** BEGIN SUPPLIED DATA **
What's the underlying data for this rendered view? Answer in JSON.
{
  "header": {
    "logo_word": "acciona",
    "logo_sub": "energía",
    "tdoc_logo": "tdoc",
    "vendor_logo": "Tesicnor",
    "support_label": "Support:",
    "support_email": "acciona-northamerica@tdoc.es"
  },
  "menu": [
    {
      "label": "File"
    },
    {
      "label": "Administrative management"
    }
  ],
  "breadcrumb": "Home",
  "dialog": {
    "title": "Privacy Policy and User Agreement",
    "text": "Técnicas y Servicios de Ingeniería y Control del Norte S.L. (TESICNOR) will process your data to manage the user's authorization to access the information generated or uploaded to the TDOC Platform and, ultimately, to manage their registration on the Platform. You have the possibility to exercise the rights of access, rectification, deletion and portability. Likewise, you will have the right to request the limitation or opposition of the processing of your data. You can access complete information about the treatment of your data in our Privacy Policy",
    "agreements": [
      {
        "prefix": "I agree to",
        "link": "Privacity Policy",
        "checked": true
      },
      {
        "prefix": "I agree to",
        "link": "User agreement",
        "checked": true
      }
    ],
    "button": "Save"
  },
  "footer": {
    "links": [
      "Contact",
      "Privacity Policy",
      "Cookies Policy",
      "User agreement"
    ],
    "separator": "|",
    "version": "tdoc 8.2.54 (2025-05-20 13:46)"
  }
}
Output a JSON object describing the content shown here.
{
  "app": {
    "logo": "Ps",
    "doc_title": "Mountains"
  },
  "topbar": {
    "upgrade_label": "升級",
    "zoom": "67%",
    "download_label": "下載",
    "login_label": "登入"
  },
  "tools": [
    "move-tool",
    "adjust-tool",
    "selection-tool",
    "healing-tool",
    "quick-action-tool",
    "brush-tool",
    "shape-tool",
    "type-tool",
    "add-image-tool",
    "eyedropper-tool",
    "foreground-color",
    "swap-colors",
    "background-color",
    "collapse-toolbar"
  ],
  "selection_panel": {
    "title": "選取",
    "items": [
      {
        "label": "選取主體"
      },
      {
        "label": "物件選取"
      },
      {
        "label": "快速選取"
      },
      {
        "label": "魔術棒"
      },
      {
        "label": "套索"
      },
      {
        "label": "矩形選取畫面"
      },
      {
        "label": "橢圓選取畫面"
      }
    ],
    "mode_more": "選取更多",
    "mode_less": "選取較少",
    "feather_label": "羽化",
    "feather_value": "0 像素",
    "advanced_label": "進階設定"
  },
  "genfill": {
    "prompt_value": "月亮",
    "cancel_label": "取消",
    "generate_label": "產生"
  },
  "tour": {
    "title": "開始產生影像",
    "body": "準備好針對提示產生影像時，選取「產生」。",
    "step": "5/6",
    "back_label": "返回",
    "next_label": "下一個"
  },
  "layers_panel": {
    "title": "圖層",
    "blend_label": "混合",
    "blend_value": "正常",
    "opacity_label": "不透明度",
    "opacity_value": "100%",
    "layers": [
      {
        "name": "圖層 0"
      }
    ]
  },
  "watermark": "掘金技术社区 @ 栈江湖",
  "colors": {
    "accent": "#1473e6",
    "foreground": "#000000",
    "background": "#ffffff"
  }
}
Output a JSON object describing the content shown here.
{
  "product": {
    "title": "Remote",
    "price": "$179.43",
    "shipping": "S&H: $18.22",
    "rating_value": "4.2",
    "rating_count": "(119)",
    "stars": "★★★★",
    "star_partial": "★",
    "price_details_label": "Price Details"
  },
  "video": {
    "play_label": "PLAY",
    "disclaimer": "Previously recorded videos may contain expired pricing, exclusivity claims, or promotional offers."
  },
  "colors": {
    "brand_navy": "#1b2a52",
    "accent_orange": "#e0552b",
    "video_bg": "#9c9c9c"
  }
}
** END SUPPLIED DATA **
● **WHAT THE TASK REQUIRES**
Collect every line above that contains the word "Privacity".

● **SOLUTION TO THE EXERCISE**
        "link": "Privacity Policy",
      "Privacity Policy",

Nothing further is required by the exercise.